◆ **WHAT IS ASKED**: Every line of the records must be repeated exactly; pictures stay out.

◆ **RECORDS TO PROCESS**:
_ _ _ _

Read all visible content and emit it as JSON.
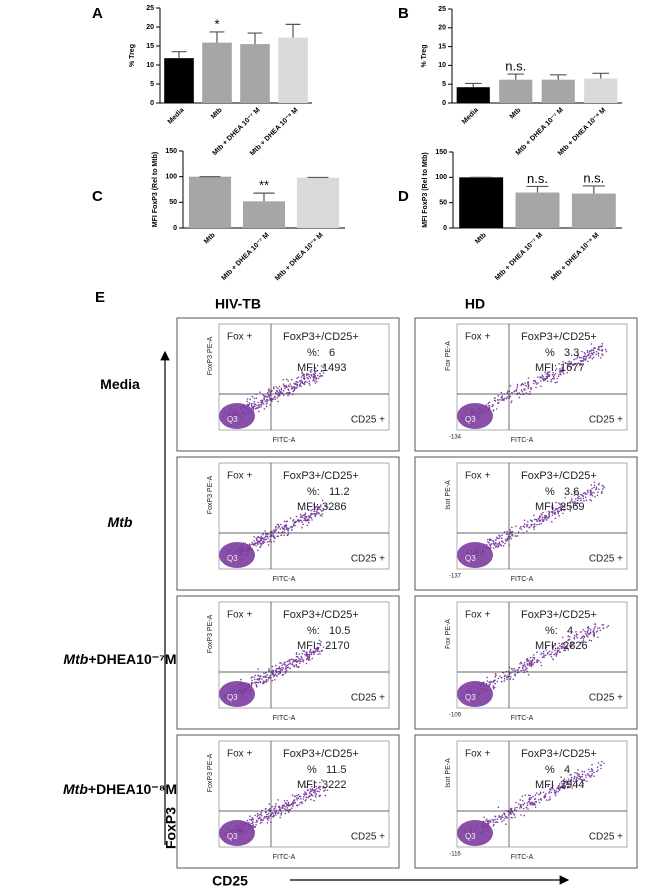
{
  "chart_data": [
    {
      "type": "bar",
      "panel": "A",
      "ylabel": "% Treg",
      "categories": [
        "Media",
        "Mtb",
        "Mtb + DHEA 10⁻⁷ M",
        "Mtb + DHEA 10⁻⁸ M"
      ],
      "values": [
        11.8,
        15.9,
        15.5,
        17.2
      ],
      "errors": [
        1.7,
        2.8,
        2.9,
        3.5
      ],
      "colors": [
        "#000000",
        "#a6a6a6",
        "#a6a6a6",
        "#d9d9d9"
      ],
      "significance": [
        null,
        "*",
        null,
        null
      ],
      "ylim": [
        0,
        25
      ],
      "yticks": [
        0,
        5,
        10,
        15,
        20,
        25
      ]
    },
    {
      "type": "bar",
      "panel": "B",
      "ylabel": "% Treg",
      "categories": [
        "Media",
        "Mtb",
        "Mtb + DHEA 10⁻⁷ M",
        "Mtb + DHEA 10⁻⁸ M"
      ],
      "values": [
        4.2,
        6.2,
        6.2,
        6.5
      ],
      "errors": [
        1.0,
        1.5,
        1.3,
        1.4
      ],
      "colors": [
        "#000000",
        "#a6a6a6",
        "#a6a6a6",
        "#d9d9d9"
      ],
      "significance": [
        null,
        "n.s.",
        null,
        null
      ],
      "ylim": [
        0,
        25
      ],
      "yticks": [
        0,
        5,
        10,
        15,
        20,
        25
      ]
    },
    {
      "type": "bar",
      "panel": "C",
      "ylabel": "MFI FoxP3 (Rel to Mtb)",
      "categories": [
        "Mtb",
        "Mtb + DHEA 10⁻⁷ M",
        "Mtb + DHEA 10⁻⁸ M"
      ],
      "values": [
        100,
        52,
        98
      ],
      "errors": [
        0,
        16,
        0.5
      ],
      "colors": [
        "#a6a6a6",
        "#a6a6a6",
        "#d9d9d9"
      ],
      "significance": [
        null,
        "**",
        null
      ],
      "ylim": [
        0,
        150
      ],
      "yticks": [
        0,
        50,
        100,
        150
      ]
    },
    {
      "type": "bar",
      "panel": "D",
      "ylabel": "MFI FoxP3 (Rel to Mtb)",
      "categories": [
        "Mtb",
        "Mtb + DHEA 10⁻⁷ M",
        "Mtb + DHEA 10⁻⁸ M"
      ],
      "values": [
        100,
        70,
        68
      ],
      "errors": [
        0,
        12,
        15
      ],
      "colors": [
        "#000000",
        "#a6a6a6",
        "#a6a6a6"
      ],
      "significance": [
        null,
        "n.s.",
        "n.s."
      ],
      "ylim": [
        0,
        150
      ],
      "yticks": [
        0,
        50,
        100,
        150
      ]
    }
  ],
  "panel_e": {
    "panel": "E",
    "columns": [
      "HIV-TB",
      "HD"
    ],
    "rows": [
      {
        "italic": null,
        "rest": "Media"
      },
      {
        "italic": "Mtb",
        "rest": null
      },
      {
        "italic": "Mtb",
        "rest": "+DHEA10⁻⁷M"
      },
      {
        "italic": "Mtb",
        "rest": "+DHEA10⁻⁸M"
      }
    ],
    "y_axis": "FoxP3",
    "x_axis": "CD25",
    "plots": [
      [
        {
          "y_label": "FoxP3 PE-A",
          "x_label": "FITC-A",
          "fox": "Fox +",
          "gate": "FoxP3+/CD25+",
          "pct": "%:   6",
          "mfi": "MFI: 1493",
          "cd25": "CD25 +",
          "q3": "Q3",
          "x_min": null
        },
        {
          "y_label": "Fox PE-A",
          "x_label": "FITC-A",
          "fox": "Fox +",
          "gate": "FoxP3+/CD25+",
          "pct": "%   3.3",
          "mfi": "MFI: 1677",
          "cd25": "CD25 +",
          "q3": "Q3",
          "x_min": "-134"
        }
      ],
      [
        {
          "y_label": "FoxP3 PE-A",
          "x_label": "FITC-A",
          "fox": "Fox +",
          "gate": "FoxP3+/CD25+",
          "pct": "%:   11.2",
          "mfi": "MFI: 3286",
          "cd25": "CD25 +",
          "q3": "Q3",
          "x_min": null
        },
        {
          "y_label": "Isot PE-A",
          "x_label": "FITC-A",
          "fox": "Fox +",
          "gate": "FoxP3+/CD25+",
          "pct": "%   3.6",
          "mfi": "MFI  2569",
          "cd25": "CD25 +",
          "q3": "Q3",
          "x_min": "-137"
        }
      ],
      [
        {
          "y_label": "FoxP3 PE-A",
          "x_label": "FITC-A",
          "fox": "Fox +",
          "gate": "FoxP3+/CD25+",
          "pct": "%:   10.5",
          "mfi": "MFI:  2170",
          "cd25": "CD25 +",
          "q3": "Q3",
          "x_min": null
        },
        {
          "y_label": "Fox PE-A",
          "x_label": "FITC-A",
          "fox": "Fox +",
          "gate": "FoxP3+/CD25+",
          "pct": "%:   4",
          "mfi": "MFI:  2826",
          "cd25": "CD25 +",
          "q3": "Q3",
          "x_min": "-109"
        }
      ],
      [
        {
          "y_label": "FoxP3 PE-A",
          "x_label": "FITC-A",
          "fox": "Fox +",
          "gate": "FoxP3+/CD25+",
          "pct": "%   11.5",
          "mfi": "MFI  3222",
          "cd25": "CD25 +",
          "q3": "Q3",
          "x_min": null
        },
        {
          "y_label": "Isot PE-A",
          "x_label": "FITC-A",
          "fox": "Fox +",
          "gate": "FoxP3+/CD25+",
          "pct": "%   4",
          "mfi": "MFI  2944",
          "cd25": "CD25 +",
          "q3": "Q3",
          "x_min": "-116"
        }
      ]
    ]
  }
}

_ _ _ _

◆ **RESPONSE TO THIS TASK**:
Read all visible content and emit it as JSON.
{
  "chart_data": [
    {
      "type": "bar",
      "panel": "A",
      "ylabel": "% Treg",
      "categories": [
        "Media",
        "Mtb",
        "Mtb + DHEA 10⁻⁷ M",
        "Mtb + DHEA 10⁻⁸ M"
      ],
      "values": [
        11.8,
        15.9,
        15.5,
        17.2
      ],
      "errors": [
        1.7,
        2.8,
        2.9,
        3.5
      ],
      "colors": [
        "#000000",
        "#a6a6a6",
        "#a6a6a6",
        "#d9d9d9"
      ],
      "significance": [
        null,
        "*",
        null,
        null
      ],
      "ylim": [
        0,
        25
      ],
      "yticks": [
        0,
        5,
        10,
        15,
        20,
        25
      ]
    },
    {
      "type": "bar",
      "panel": "B",
      "ylabel": "% Treg",
      "categories": [
        "Media",
        "Mtb",
        "Mtb + DHEA 10⁻⁷ M",
        "Mtb + DHEA 10⁻⁸ M"
      ],
      "values": [
        4.2,
        6.2,
        6.2,
        6.5
      ],
      "errors": [
        1.0,
        1.5,
        1.3,
        1.4
      ],
      "colors": [
        "#000000",
        "#a6a6a6",
        "#a6a6a6",
        "#d9d9d9"
      ],
      "significance": [
        null,
        "n.s.",
        null,
        null
      ],
      "ylim": [
        0,
        25
      ],
      "yticks": [
        0,
        5,
        10,
        15,
        20,
        25
      ]
    },
    {
      "type": "bar",
      "panel": "C",
      "ylabel": "MFI FoxP3 (Rel to Mtb)",
      "categories": [
        "Mtb",
        "Mtb + DHEA 10⁻⁷ M",
        "Mtb + DHEA 10⁻⁸ M"
      ],
      "values": [
        100,
        52,
        98
      ],
      "errors": [
        0,
        16,
        0.5
      ],
      "colors": [
        "#a6a6a6",
        "#a6a6a6",
        "#d9d9d9"
      ],
      "significance": [
        null,
        "**",
        null
      ],
      "ylim": [
        0,
        150
      ],
      "yticks": [
        0,
        50,
        100,
        150
      ]
    },
    {
      "type": "bar",
      "panel": "D",
      "ylabel": "MFI FoxP3 (Rel to Mtb)",
      "categories": [
        "Mtb",
        "Mtb + DHEA 10⁻⁷ M",
        "Mtb + DHEA 10⁻⁸ M"
      ],
      "values": [
        100,
        70,
        68
      ],
      "errors": [
        0,
        12,
        15
      ],
      "colors": [
        "#000000",
        "#a6a6a6",
        "#a6a6a6"
      ],
      "significance": [
        null,
        "n.s.",
        "n.s."
      ],
      "ylim": [
        0,
        150
      ],
      "yticks": [
        0,
        50,
        100,
        150
      ]
    }
  ],
  "panel_e": {
    "panel": "E",
    "columns": [
      "HIV-TB",
      "HD"
    ],
    "rows": [
      {
        "italic": null,
        "rest": "Media"
      },
      {
        "italic": "Mtb",
        "rest": null
      },
      {
        "italic": "Mtb",
        "rest": "+DHEA10⁻⁷M"
      },
      {
        "italic": "Mtb",
        "rest": "+DHEA10⁻⁸M"
      }
    ],
    "y_axis": "FoxP3",
    "x_axis": "CD25",
    "plots": [
      [
        {
          "y_label": "FoxP3 PE-A",
          "x_label": "FITC-A",
          "fox": "Fox +",
          "gate": "FoxP3+/CD25+",
          "pct": "%:   6",
          "mfi": "MFI: 1493",
          "cd25": "CD25 +",
          "q3": "Q3",
          "x_min": null
        },
        {
          "y_label": "Fox PE-A",
          "x_label": "FITC-A",
          "fox": "Fox +",
          "gate": "FoxP3+/CD25+",
          "pct": "%   3.3",
          "mfi": "MFI: 1677",
          "cd25": "CD25 +",
          "q3": "Q3",
          "x_min": "-134"
        }
      ],
      [
        {
          "y_label": "FoxP3 PE-A",
          "x_label": "FITC-A",
          "fox": "Fox +",
          "gate": "FoxP3+/CD25+",
          "pct": "%:   11.2",
          "mfi": "MFI: 3286",
          "cd25": "CD25 +",
          "q3": "Q3",
          "x_min": null
        },
        {
          "y_label": "Isot PE-A",
          "x_label": "FITC-A",
          "fox": "Fox +",
          "gate": "FoxP3+/CD25+",
          "pct": "%   3.6",
          "mfi": "MFI  2569",
          "cd25": "CD25 +",
          "q3": "Q3",
          "x_min": "-137"
        }
      ],
      [
        {
          "y_label": "FoxP3 PE-A",
          "x_label": "FITC-A",
          "fox": "Fox +",
          "gate": "FoxP3+/CD25+",
          "pct": "%:   10.5",
          "mfi": "MFI:  2170",
          "cd25": "CD25 +",
          "q3": "Q3",
          "x_min": null
        },
        {
          "y_label": "Fox PE-A",
          "x_label": "FITC-A",
          "fox": "Fox +",
          "gate": "FoxP3+/CD25+",
          "pct": "%:   4",
          "mfi": "MFI:  2826",
          "cd25": "CD25 +",
          "q3": "Q3",
          "x_min": "-109"
        }
      ],
      [
        {
          "y_label": "FoxP3 PE-A",
          "x_label": "FITC-A",
          "fox": "Fox +",
          "gate": "FoxP3+/CD25+",
          "pct": "%   11.5",
          "mfi": "MFI  3222",
          "cd25": "CD25 +",
          "q3": "Q3",
          "x_min": null
        },
        {
          "y_label": "Isot PE-A",
          "x_label": "FITC-A",
          "fox": "Fox +",
          "gate": "FoxP3+/CD25+",
          "pct": "%   4",
          "mfi": "MFI  2944",
          "cd25": "CD25 +",
          "q3": "Q3",
          "x_min": "-116"
        }
      ]
    ]
  }
}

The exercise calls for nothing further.